▶ SHORT TASK
Quote the records beneath, complete and exact. Leave out images.

▶ RECORDED DATA
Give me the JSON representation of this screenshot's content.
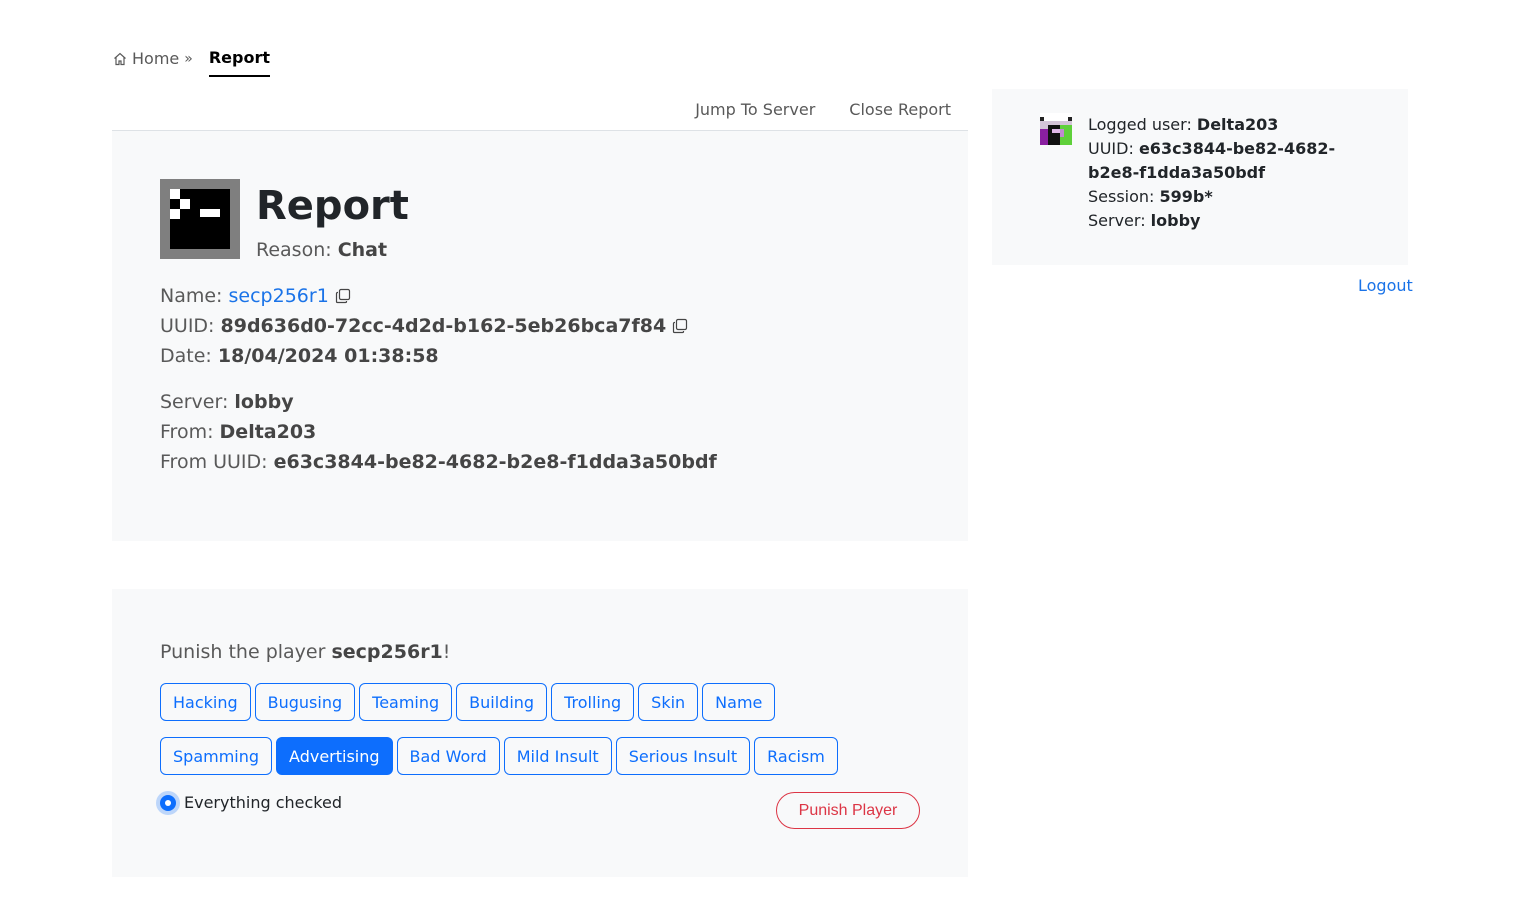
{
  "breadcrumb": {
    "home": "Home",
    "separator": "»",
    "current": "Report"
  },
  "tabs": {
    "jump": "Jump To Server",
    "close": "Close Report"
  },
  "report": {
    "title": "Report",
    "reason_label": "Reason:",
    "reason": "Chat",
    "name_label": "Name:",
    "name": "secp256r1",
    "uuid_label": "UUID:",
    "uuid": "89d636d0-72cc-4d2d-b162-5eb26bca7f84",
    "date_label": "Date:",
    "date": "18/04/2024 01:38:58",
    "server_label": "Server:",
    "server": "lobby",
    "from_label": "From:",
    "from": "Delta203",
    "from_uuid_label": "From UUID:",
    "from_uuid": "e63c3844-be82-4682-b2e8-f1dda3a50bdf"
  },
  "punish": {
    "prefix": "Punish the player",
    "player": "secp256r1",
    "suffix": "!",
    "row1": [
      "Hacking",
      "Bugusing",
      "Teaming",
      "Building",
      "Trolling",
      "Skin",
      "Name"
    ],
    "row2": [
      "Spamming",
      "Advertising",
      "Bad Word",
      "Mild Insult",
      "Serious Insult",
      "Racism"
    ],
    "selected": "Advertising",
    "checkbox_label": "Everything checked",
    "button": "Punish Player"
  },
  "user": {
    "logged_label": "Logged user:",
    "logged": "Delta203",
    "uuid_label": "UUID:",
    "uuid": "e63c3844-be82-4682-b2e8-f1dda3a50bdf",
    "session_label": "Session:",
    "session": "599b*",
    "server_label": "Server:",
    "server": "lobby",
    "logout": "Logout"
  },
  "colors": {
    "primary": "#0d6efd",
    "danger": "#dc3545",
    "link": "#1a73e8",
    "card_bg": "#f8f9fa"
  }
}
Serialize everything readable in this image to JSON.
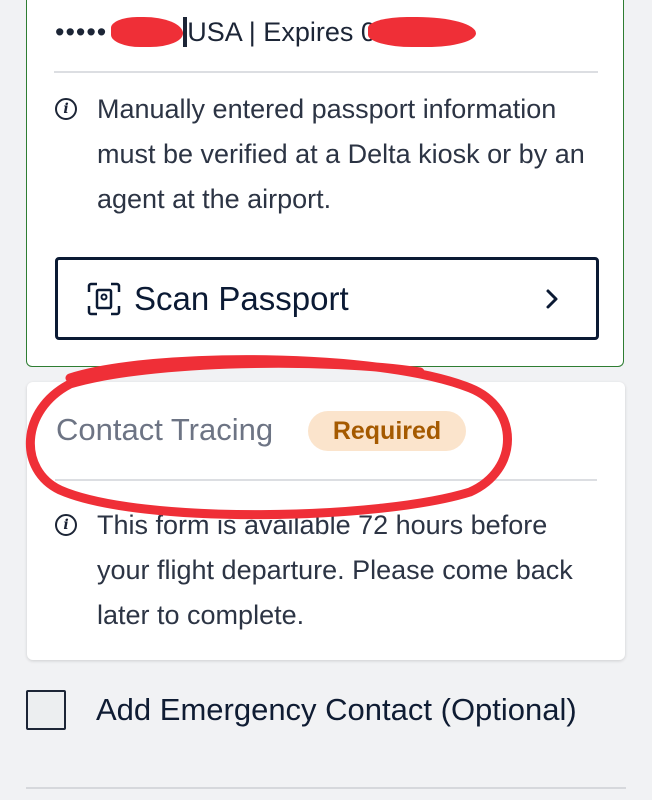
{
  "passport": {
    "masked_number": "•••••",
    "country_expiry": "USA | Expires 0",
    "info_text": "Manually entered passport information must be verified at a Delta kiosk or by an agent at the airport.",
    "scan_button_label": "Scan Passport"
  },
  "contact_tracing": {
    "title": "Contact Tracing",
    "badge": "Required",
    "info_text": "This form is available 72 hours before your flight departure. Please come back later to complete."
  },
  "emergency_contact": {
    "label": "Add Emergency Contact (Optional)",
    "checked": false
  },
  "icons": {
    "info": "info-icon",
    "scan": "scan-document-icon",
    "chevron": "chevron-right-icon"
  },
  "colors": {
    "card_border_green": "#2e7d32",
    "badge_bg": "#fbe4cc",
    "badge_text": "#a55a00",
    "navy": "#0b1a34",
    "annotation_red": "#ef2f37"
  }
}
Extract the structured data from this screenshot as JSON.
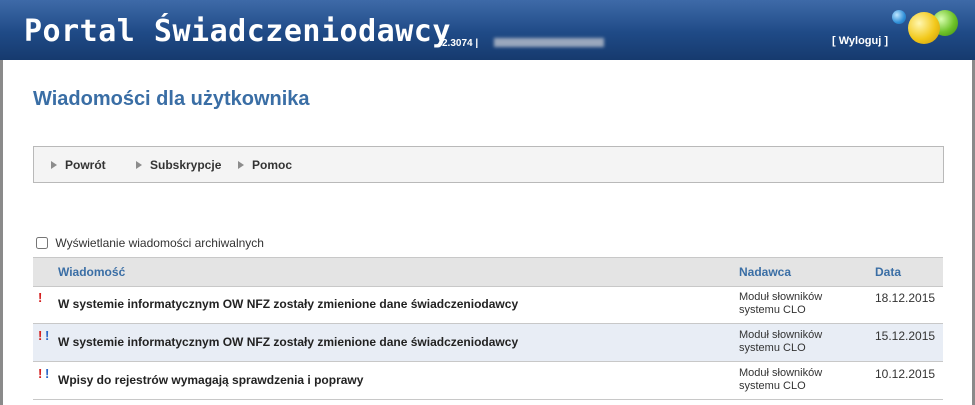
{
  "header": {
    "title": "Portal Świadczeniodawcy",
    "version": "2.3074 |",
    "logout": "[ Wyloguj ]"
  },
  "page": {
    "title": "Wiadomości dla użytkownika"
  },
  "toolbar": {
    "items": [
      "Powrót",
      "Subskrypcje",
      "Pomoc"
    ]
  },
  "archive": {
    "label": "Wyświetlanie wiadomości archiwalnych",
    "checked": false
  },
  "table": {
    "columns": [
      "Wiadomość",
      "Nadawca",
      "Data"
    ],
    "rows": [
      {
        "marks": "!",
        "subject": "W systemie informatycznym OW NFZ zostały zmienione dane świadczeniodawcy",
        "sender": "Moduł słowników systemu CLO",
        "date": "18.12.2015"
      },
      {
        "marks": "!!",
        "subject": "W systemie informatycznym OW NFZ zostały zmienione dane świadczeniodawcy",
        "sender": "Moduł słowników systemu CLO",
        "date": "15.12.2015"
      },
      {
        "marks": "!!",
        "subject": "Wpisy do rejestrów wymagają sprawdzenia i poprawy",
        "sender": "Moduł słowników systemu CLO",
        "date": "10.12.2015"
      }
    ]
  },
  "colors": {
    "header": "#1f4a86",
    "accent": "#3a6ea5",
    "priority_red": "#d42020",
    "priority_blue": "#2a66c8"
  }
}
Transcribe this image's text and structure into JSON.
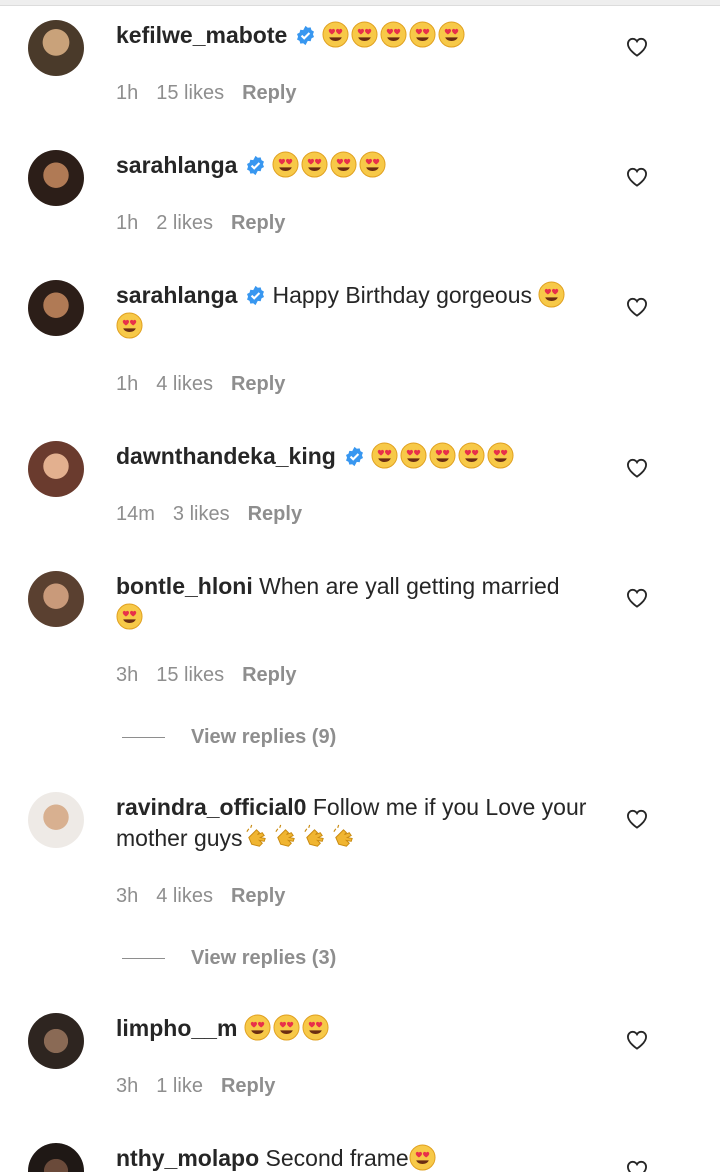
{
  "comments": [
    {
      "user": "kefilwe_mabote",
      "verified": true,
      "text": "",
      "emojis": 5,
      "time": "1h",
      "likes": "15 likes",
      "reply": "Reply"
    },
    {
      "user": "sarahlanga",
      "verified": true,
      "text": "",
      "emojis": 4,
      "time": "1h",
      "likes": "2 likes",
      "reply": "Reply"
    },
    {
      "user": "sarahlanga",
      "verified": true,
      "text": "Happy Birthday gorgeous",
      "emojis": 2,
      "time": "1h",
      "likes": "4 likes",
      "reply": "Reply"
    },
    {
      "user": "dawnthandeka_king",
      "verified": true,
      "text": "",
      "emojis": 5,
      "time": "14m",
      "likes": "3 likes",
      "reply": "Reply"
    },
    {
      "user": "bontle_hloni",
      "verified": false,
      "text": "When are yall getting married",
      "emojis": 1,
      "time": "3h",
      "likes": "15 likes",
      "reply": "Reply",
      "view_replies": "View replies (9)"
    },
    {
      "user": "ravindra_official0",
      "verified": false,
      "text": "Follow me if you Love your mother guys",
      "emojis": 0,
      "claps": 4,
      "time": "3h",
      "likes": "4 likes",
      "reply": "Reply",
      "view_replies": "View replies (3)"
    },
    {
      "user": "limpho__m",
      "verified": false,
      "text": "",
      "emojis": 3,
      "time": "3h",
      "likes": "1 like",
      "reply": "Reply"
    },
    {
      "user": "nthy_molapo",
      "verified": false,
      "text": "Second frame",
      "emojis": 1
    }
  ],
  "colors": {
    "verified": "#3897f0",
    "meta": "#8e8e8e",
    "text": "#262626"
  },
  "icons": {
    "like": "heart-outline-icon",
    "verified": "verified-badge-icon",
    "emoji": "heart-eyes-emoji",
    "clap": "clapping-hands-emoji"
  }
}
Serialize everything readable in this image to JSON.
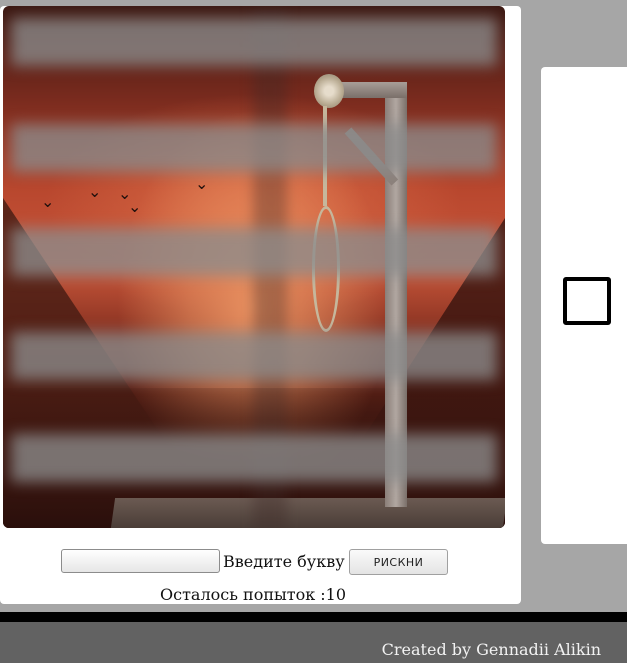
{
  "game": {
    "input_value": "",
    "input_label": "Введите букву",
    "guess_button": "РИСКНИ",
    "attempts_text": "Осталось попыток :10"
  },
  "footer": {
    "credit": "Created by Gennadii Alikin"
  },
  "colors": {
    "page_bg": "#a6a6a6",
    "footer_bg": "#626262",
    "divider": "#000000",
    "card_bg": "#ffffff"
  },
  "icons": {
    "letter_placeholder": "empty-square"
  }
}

▶ TASK RESULT
Give me the JSON representation of this screenshot's content.
{
  "breadcrumb": {
    "home": "Home",
    "separator": "»",
    "current": "Report"
  },
  "tabs": {
    "jump": "Jump To Server",
    "close": "Close Report"
  },
  "report": {
    "title": "Report",
    "reason_label": "Reason:",
    "reason": "Chat",
    "name_label": "Name:",
    "name": "secp256r1",
    "uuid_label": "UUID:",
    "uuid": "89d636d0-72cc-4d2d-b162-5eb26bca7f84",
    "date_label": "Date:",
    "date": "18/04/2024 01:38:58",
    "server_label": "Server:",
    "server": "lobby",
    "from_label": "From:",
    "from": "Delta203",
    "from_uuid_label": "From UUID:",
    "from_uuid": "e63c3844-be82-4682-b2e8-f1dda3a50bdf"
  },
  "punish": {
    "prefix": "Punish the player",
    "player": "secp256r1",
    "suffix": "!",
    "row1": [
      "Hacking",
      "Bugusing",
      "Teaming",
      "Building",
      "Trolling",
      "Skin",
      "Name"
    ],
    "row2": [
      "Spamming",
      "Advertising",
      "Bad Word",
      "Mild Insult",
      "Serious Insult",
      "Racism"
    ],
    "selected": "Advertising",
    "checkbox_label": "Everything checked",
    "button": "Punish Player"
  },
  "user": {
    "logged_label": "Logged user:",
    "logged": "Delta203",
    "uuid_label": "UUID:",
    "uuid": "e63c3844-be82-4682-b2e8-f1dda3a50bdf",
    "session_label": "Session:",
    "session": "599b*",
    "server_label": "Server:",
    "server": "lobby",
    "logout": "Logout"
  },
  "colors": {
    "primary": "#0d6efd",
    "danger": "#dc3545",
    "link": "#1a73e8",
    "card_bg": "#f8f9fa"
  }
}
Serialize everything readable in this image to JSON.
{
  "passport": {
    "masked_number": "•••••",
    "country_expiry": "USA | Expires 0",
    "info_text": "Manually entered passport information must be verified at a Delta kiosk or by an agent at the airport.",
    "scan_button_label": "Scan Passport"
  },
  "contact_tracing": {
    "title": "Contact Tracing",
    "badge": "Required",
    "info_text": "This form is available 72 hours before your flight departure. Please come back later to complete."
  },
  "emergency_contact": {
    "label": "Add Emergency Contact (Optional)",
    "checked": false
  },
  "icons": {
    "info": "info-icon",
    "scan": "scan-document-icon",
    "chevron": "chevron-right-icon"
  },
  "colors": {
    "card_border_green": "#2e7d32",
    "badge_bg": "#fbe4cc",
    "badge_text": "#a55a00",
    "navy": "#0b1a34",
    "annotation_red": "#ef2f37"
  }
}
Extract the structured data from this screenshot as JSON.
{
  "header": {
    "title": "Portal Świadczeniodawcy",
    "version": "2.3074 |",
    "logout": "[ Wyloguj ]"
  },
  "page": {
    "title": "Wiadomości dla użytkownika"
  },
  "toolbar": {
    "items": [
      "Powrót",
      "Subskrypcje",
      "Pomoc"
    ]
  },
  "archive": {
    "label": "Wyświetlanie wiadomości archiwalnych",
    "checked": false
  },
  "table": {
    "columns": [
      "Wiadomość",
      "Nadawca",
      "Data"
    ],
    "rows": [
      {
        "marks": "!",
        "subject": "W systemie informatycznym OW NFZ zostały zmienione dane świadczeniodawcy",
        "sender": "Moduł słowników systemu CLO",
        "date": "18.12.2015"
      },
      {
        "marks": "!!",
        "subject": "W systemie informatycznym OW NFZ zostały zmienione dane świadczeniodawcy",
        "sender": "Moduł słowników systemu CLO",
        "date": "15.12.2015"
      },
      {
        "marks": "!!",
        "subject": "Wpisy do rejestrów wymagają sprawdzenia i poprawy",
        "sender": "Moduł słowników systemu CLO",
        "date": "10.12.2015"
      }
    ]
  },
  "colors": {
    "header": "#1f4a86",
    "accent": "#3a6ea5",
    "priority_red": "#d42020",
    "priority_blue": "#2a66c8"
  }
}
Transcribe this image's text and structure into JSON.
{
  "comments": [
    {
      "user": "kefilwe_mabote",
      "verified": true,
      "text": "",
      "emojis": 5,
      "time": "1h",
      "likes": "15 likes",
      "reply": "Reply"
    },
    {
      "user": "sarahlanga",
      "verified": true,
      "text": "",
      "emojis": 4,
      "time": "1h",
      "likes": "2 likes",
      "reply": "Reply"
    },
    {
      "user": "sarahlanga",
      "verified": true,
      "text": "Happy Birthday gorgeous",
      "emojis": 2,
      "time": "1h",
      "likes": "4 likes",
      "reply": "Reply"
    },
    {
      "user": "dawnthandeka_king",
      "verified": true,
      "text": "",
      "emojis": 5,
      "time": "14m",
      "likes": "3 likes",
      "reply": "Reply"
    },
    {
      "user": "bontle_hloni",
      "verified": false,
      "text": "When are yall getting married",
      "emojis": 1,
      "time": "3h",
      "likes": "15 likes",
      "reply": "Reply",
      "view_replies": "View replies (9)"
    },
    {
      "user": "ravindra_official0",
      "verified": false,
      "text": "Follow me if you Love your mother guys",
      "emojis": 0,
      "claps": 4,
      "time": "3h",
      "likes": "4 likes",
      "reply": "Reply",
      "view_replies": "View replies (3)"
    },
    {
      "user": "limpho__m",
      "verified": false,
      "text": "",
      "emojis": 3,
      "time": "3h",
      "likes": "1 like",
      "reply": "Reply"
    },
    {
      "user": "nthy_molapo",
      "verified": false,
      "text": "Second frame",
      "emojis": 1
    }
  ],
  "colors": {
    "verified": "#3897f0",
    "meta": "#8e8e8e",
    "text": "#262626"
  },
  "icons": {
    "like": "heart-outline-icon",
    "verified": "verified-badge-icon",
    "emoji": "heart-eyes-emoji",
    "clap": "clapping-hands-emoji"
  }
}
Serialize everything readable in this image to JSON.
{
  "game": {
    "input_value": "",
    "input_label": "Введите букву",
    "guess_button": "РИСКНИ",
    "attempts_text": "Осталось попыток :10"
  },
  "footer": {
    "credit": "Created by Gennadii Alikin"
  },
  "colors": {
    "page_bg": "#a6a6a6",
    "footer_bg": "#626262",
    "divider": "#000000",
    "card_bg": "#ffffff"
  },
  "icons": {
    "letter_placeholder": "empty-square"
  }
}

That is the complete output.